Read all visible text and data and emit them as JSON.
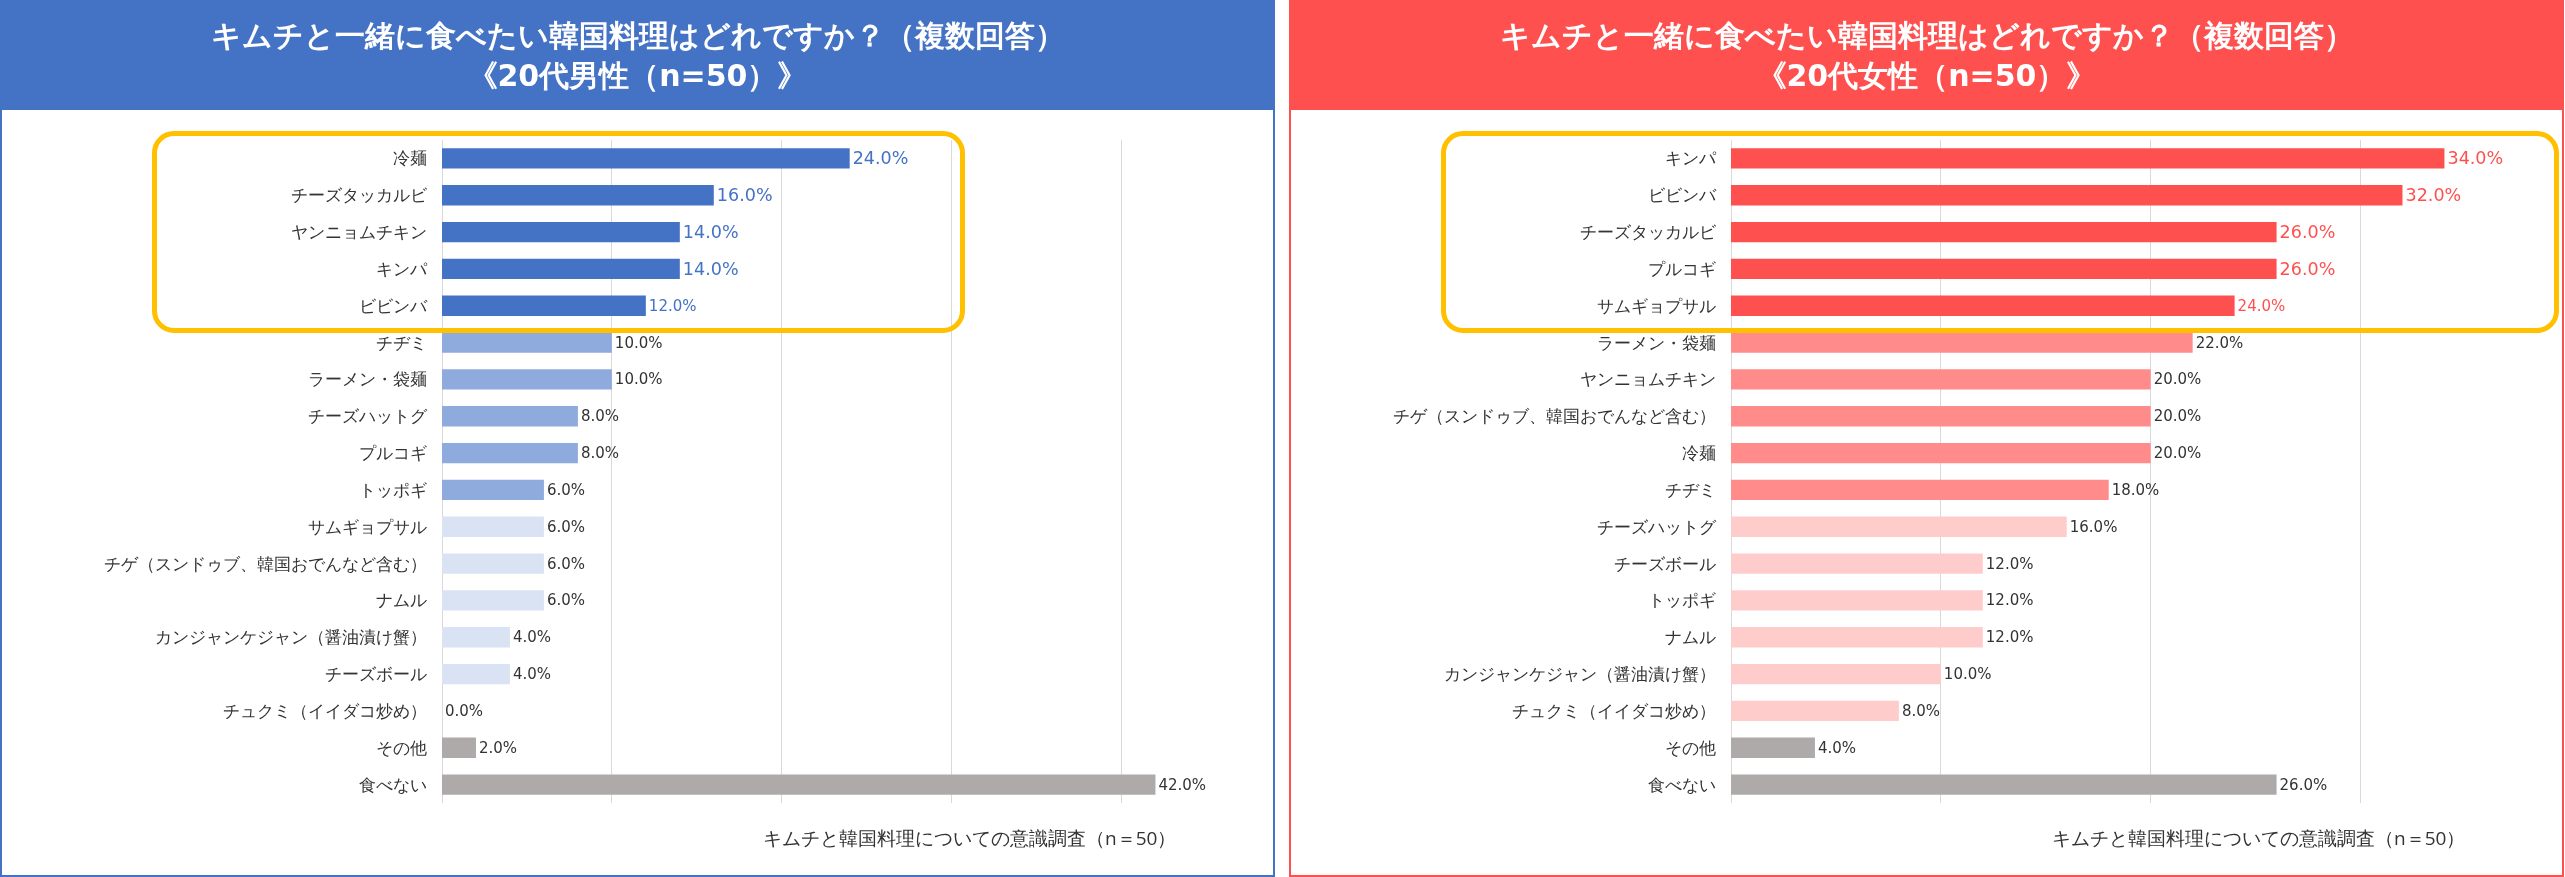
{
  "chart_data": [
    {
      "type": "bar",
      "orientation": "horizontal",
      "title": "キムチと一緒に食べたい韓国料理はどれですか？（複数回答）",
      "subtitle": "《20代男性（n=50）》",
      "categories": [
        "冷麺",
        "チーズタッカルビ",
        "ヤンニョムチキン",
        "キンパ",
        "ビビンバ",
        "チヂミ",
        "ラーメン・袋麺",
        "チーズハットグ",
        "プルコギ",
        "トッポギ",
        "サムギョプサル",
        "チゲ（スンドゥブ、韓国おでんなど含む）",
        "ナムル",
        "カンジャンケジャン（醤油漬け蟹）",
        "チーズボール",
        "チュクミ（イイダコ炒め）",
        "その他",
        "食べない"
      ],
      "values": [
        24,
        16,
        14,
        14,
        12,
        10,
        10,
        8,
        8,
        6,
        6,
        6,
        6,
        4,
        4,
        0,
        2,
        42
      ],
      "value_labels": [
        "24.0%",
        "16.0%",
        "14.0%",
        "14.0%",
        "12.0%",
        "10.0%",
        "10.0%",
        "8.0%",
        "8.0%",
        "6.0%",
        "6.0%",
        "6.0%",
        "6.0%",
        "4.0%",
        "4.0%",
        "0.0%",
        "2.0%",
        "42.0%"
      ],
      "colors": [
        "#4472c4",
        "#4472c4",
        "#4472c4",
        "#4472c4",
        "#4472c4",
        "#8faadc",
        "#8faadc",
        "#8faadc",
        "#8faadc",
        "#8faadc",
        "#dae3f3",
        "#dae3f3",
        "#dae3f3",
        "#dae3f3",
        "#dae3f3",
        "#dae3f3",
        "#aeaaaa",
        "#aeaaaa"
      ],
      "grid": "x",
      "tick_labels": "y",
      "annotations": [
        "キムチと韓国料理についての意識調査（n＝50）"
      ]
    },
    {
      "type": "bar",
      "orientation": "horizontal",
      "title": "キムチと一緒に食べたい韓国料理はどれですか？（複数回答）",
      "subtitle": "《20代女性（n=50）》",
      "categories": [
        "キンパ",
        "ビビンバ",
        "チーズタッカルビ",
        "プルコギ",
        "サムギョプサル",
        "ラーメン・袋麺",
        "ヤンニョムチキン",
        "チゲ（スンドゥブ、韓国おでんなど含む）",
        "冷麺",
        "チヂミ",
        "チーズハットグ",
        "チーズボール",
        "トッポギ",
        "ナムル",
        "カンジャンケジャン（醤油漬け蟹）",
        "チュクミ（イイダコ炒め）",
        "その他",
        "食べない"
      ],
      "values": [
        34,
        32,
        26,
        26,
        24,
        22,
        20,
        20,
        20,
        18,
        16,
        12,
        12,
        12,
        10,
        8,
        4,
        26
      ],
      "value_labels": [
        "34.0%",
        "32.0%",
        "26.0%",
        "26.0%",
        "24.0%",
        "22.0%",
        "20.0%",
        "20.0%",
        "20.0%",
        "18.0%",
        "16.0%",
        "12.0%",
        "12.0%",
        "12.0%",
        "10.0%",
        "8.0%",
        "4.0%",
        "26.0%"
      ],
      "colors": [
        "#ff5050",
        "#ff5050",
        "#ff5050",
        "#ff5050",
        "#ff5050",
        "#ff8b8b",
        "#ff8b8b",
        "#ff8b8b",
        "#ff8b8b",
        "#ff8b8b",
        "#ffcccc",
        "#ffcccc",
        "#ffcccc",
        "#ffcccc",
        "#ffcccc",
        "#ffcccc",
        "#aeaaaa",
        "#aeaaaa"
      ],
      "grid": "x",
      "tick_labels": "y",
      "annotations": [
        "キムチと韓国料理についての意識調査（n＝50）"
      ]
    }
  ]
}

*REQUIRED WORK:* Keep every word of the data as it is when you write it out, but drop the pictures.

*TASK OUTPUT:*
Read all visible text and data and emit them as JSON.
{
  "chart_data": [
    {
      "type": "bar",
      "orientation": "horizontal",
      "title": "キムチと一緒に食べたい韓国料理はどれですか？（複数回答）",
      "subtitle": "《20代男性（n=50）》",
      "categories": [
        "冷麺",
        "チーズタッカルビ",
        "ヤンニョムチキン",
        "キンパ",
        "ビビンバ",
        "チヂミ",
        "ラーメン・袋麺",
        "チーズハットグ",
        "プルコギ",
        "トッポギ",
        "サムギョプサル",
        "チゲ（スンドゥブ、韓国おでんなど含む）",
        "ナムル",
        "カンジャンケジャン（醤油漬け蟹）",
        "チーズボール",
        "チュクミ（イイダコ炒め）",
        "その他",
        "食べない"
      ],
      "values": [
        24,
        16,
        14,
        14,
        12,
        10,
        10,
        8,
        8,
        6,
        6,
        6,
        6,
        4,
        4,
        0,
        2,
        42
      ],
      "value_labels": [
        "24.0%",
        "16.0%",
        "14.0%",
        "14.0%",
        "12.0%",
        "10.0%",
        "10.0%",
        "8.0%",
        "8.0%",
        "6.0%",
        "6.0%",
        "6.0%",
        "6.0%",
        "4.0%",
        "4.0%",
        "0.0%",
        "2.0%",
        "42.0%"
      ],
      "colors": [
        "#4472c4",
        "#4472c4",
        "#4472c4",
        "#4472c4",
        "#4472c4",
        "#8faadc",
        "#8faadc",
        "#8faadc",
        "#8faadc",
        "#8faadc",
        "#dae3f3",
        "#dae3f3",
        "#dae3f3",
        "#dae3f3",
        "#dae3f3",
        "#dae3f3",
        "#aeaaaa",
        "#aeaaaa"
      ],
      "grid": "x",
      "tick_labels": "y",
      "annotations": [
        "キムチと韓国料理についての意識調査（n＝50）"
      ]
    },
    {
      "type": "bar",
      "orientation": "horizontal",
      "title": "キムチと一緒に食べたい韓国料理はどれですか？（複数回答）",
      "subtitle": "《20代女性（n=50）》",
      "categories": [
        "キンパ",
        "ビビンバ",
        "チーズタッカルビ",
        "プルコギ",
        "サムギョプサル",
        "ラーメン・袋麺",
        "ヤンニョムチキン",
        "チゲ（スンドゥブ、韓国おでんなど含む）",
        "冷麺",
        "チヂミ",
        "チーズハットグ",
        "チーズボール",
        "トッポギ",
        "ナムル",
        "カンジャンケジャン（醤油漬け蟹）",
        "チュクミ（イイダコ炒め）",
        "その他",
        "食べない"
      ],
      "values": [
        34,
        32,
        26,
        26,
        24,
        22,
        20,
        20,
        20,
        18,
        16,
        12,
        12,
        12,
        10,
        8,
        4,
        26
      ],
      "value_labels": [
        "34.0%",
        "32.0%",
        "26.0%",
        "26.0%",
        "24.0%",
        "22.0%",
        "20.0%",
        "20.0%",
        "20.0%",
        "18.0%",
        "16.0%",
        "12.0%",
        "12.0%",
        "12.0%",
        "10.0%",
        "8.0%",
        "4.0%",
        "26.0%"
      ],
      "colors": [
        "#ff5050",
        "#ff5050",
        "#ff5050",
        "#ff5050",
        "#ff5050",
        "#ff8b8b",
        "#ff8b8b",
        "#ff8b8b",
        "#ff8b8b",
        "#ff8b8b",
        "#ffcccc",
        "#ffcccc",
        "#ffcccc",
        "#ffcccc",
        "#ffcccc",
        "#ffcccc",
        "#aeaaaa",
        "#aeaaaa"
      ],
      "grid": "x",
      "tick_labels": "y",
      "annotations": [
        "キムチと韓国料理についての意識調査（n＝50）"
      ]
    }
  ]
}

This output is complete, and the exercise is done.